> _GOAL_
Output the material below in its entirety, exactly as given.

> _RECORD SET_
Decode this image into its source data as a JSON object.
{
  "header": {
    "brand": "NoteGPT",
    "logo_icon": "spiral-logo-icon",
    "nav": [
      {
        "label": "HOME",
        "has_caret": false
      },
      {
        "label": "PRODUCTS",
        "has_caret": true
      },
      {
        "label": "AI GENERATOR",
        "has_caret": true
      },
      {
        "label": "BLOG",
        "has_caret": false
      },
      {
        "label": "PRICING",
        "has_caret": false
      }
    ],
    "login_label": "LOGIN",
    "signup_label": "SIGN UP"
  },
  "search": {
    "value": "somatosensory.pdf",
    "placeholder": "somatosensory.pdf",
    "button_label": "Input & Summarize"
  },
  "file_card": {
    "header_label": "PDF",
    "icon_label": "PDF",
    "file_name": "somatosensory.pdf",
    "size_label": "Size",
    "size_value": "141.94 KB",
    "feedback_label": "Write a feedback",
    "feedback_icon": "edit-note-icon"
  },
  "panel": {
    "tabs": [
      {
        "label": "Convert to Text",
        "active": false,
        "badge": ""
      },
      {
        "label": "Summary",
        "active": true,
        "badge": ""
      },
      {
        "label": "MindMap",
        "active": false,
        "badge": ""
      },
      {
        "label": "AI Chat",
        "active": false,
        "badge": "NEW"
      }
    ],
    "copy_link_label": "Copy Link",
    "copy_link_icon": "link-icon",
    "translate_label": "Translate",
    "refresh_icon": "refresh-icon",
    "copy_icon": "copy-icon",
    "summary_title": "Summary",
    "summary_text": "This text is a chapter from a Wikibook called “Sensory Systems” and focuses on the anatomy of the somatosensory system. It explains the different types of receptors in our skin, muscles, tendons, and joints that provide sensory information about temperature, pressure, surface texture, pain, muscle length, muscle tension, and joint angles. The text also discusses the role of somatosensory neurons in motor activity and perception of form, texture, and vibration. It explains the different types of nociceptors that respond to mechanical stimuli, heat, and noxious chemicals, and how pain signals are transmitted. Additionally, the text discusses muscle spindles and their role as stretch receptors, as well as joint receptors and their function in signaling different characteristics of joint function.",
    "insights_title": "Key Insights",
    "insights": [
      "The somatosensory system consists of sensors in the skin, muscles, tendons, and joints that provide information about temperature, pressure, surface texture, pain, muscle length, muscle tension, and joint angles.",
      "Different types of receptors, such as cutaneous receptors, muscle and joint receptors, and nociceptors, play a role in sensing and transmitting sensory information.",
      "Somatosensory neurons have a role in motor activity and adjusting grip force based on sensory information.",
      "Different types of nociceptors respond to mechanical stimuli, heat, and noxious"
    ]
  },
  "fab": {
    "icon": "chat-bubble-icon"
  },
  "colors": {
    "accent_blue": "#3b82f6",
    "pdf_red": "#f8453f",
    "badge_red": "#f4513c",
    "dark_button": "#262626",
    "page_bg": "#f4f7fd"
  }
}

> _FULL RESPONSE_
Decode this image into its source data as a JSON object.
{
  "header": {
    "brand": "NoteGPT",
    "logo_icon": "spiral-logo-icon",
    "nav": [
      {
        "label": "HOME",
        "has_caret": false
      },
      {
        "label": "PRODUCTS",
        "has_caret": true
      },
      {
        "label": "AI GENERATOR",
        "has_caret": true
      },
      {
        "label": "BLOG",
        "has_caret": false
      },
      {
        "label": "PRICING",
        "has_caret": false
      }
    ],
    "login_label": "LOGIN",
    "signup_label": "SIGN UP"
  },
  "search": {
    "value": "somatosensory.pdf",
    "placeholder": "somatosensory.pdf",
    "button_label": "Input & Summarize"
  },
  "file_card": {
    "header_label": "PDF",
    "icon_label": "PDF",
    "file_name": "somatosensory.pdf",
    "size_label": "Size",
    "size_value": "141.94 KB",
    "feedback_label": "Write a feedback",
    "feedback_icon": "edit-note-icon"
  },
  "panel": {
    "tabs": [
      {
        "label": "Convert to Text",
        "active": false,
        "badge": ""
      },
      {
        "label": "Summary",
        "active": true,
        "badge": ""
      },
      {
        "label": "MindMap",
        "active": false,
        "badge": ""
      },
      {
        "label": "AI Chat",
        "active": false,
        "badge": "NEW"
      }
    ],
    "copy_link_label": "Copy Link",
    "copy_link_icon": "link-icon",
    "translate_label": "Translate",
    "refresh_icon": "refresh-icon",
    "copy_icon": "copy-icon",
    "summary_title": "Summary",
    "summary_text": "This text is a chapter from a Wikibook called “Sensory Systems” and focuses on the anatomy of the somatosensory system. It explains the different types of receptors in our skin, muscles, tendons, and joints that provide sensory information about temperature, pressure, surface texture, pain, muscle length, muscle tension, and joint angles. The text also discusses the role of somatosensory neurons in motor activity and perception of form, texture, and vibration. It explains the different types of nociceptors that respond to mechanical stimuli, heat, and noxious chemicals, and how pain signals are transmitted. Additionally, the text discusses muscle spindles and their role as stretch receptors, as well as joint receptors and their function in signaling different characteristics of joint function.",
    "insights_title": "Key Insights",
    "insights": [
      "The somatosensory system consists of sensors in the skin, muscles, tendons, and joints that provide information about temperature, pressure, surface texture, pain, muscle length, muscle tension, and joint angles.",
      "Different types of receptors, such as cutaneous receptors, muscle and joint receptors, and nociceptors, play a role in sensing and transmitting sensory information.",
      "Somatosensory neurons have a role in motor activity and adjusting grip force based on sensory information.",
      "Different types of nociceptors respond to mechanical stimuli, heat, and noxious"
    ]
  },
  "fab": {
    "icon": "chat-bubble-icon"
  },
  "colors": {
    "accent_blue": "#3b82f6",
    "pdf_red": "#f8453f",
    "badge_red": "#f4513c",
    "dark_button": "#262626",
    "page_bg": "#f4f7fd"
  }
}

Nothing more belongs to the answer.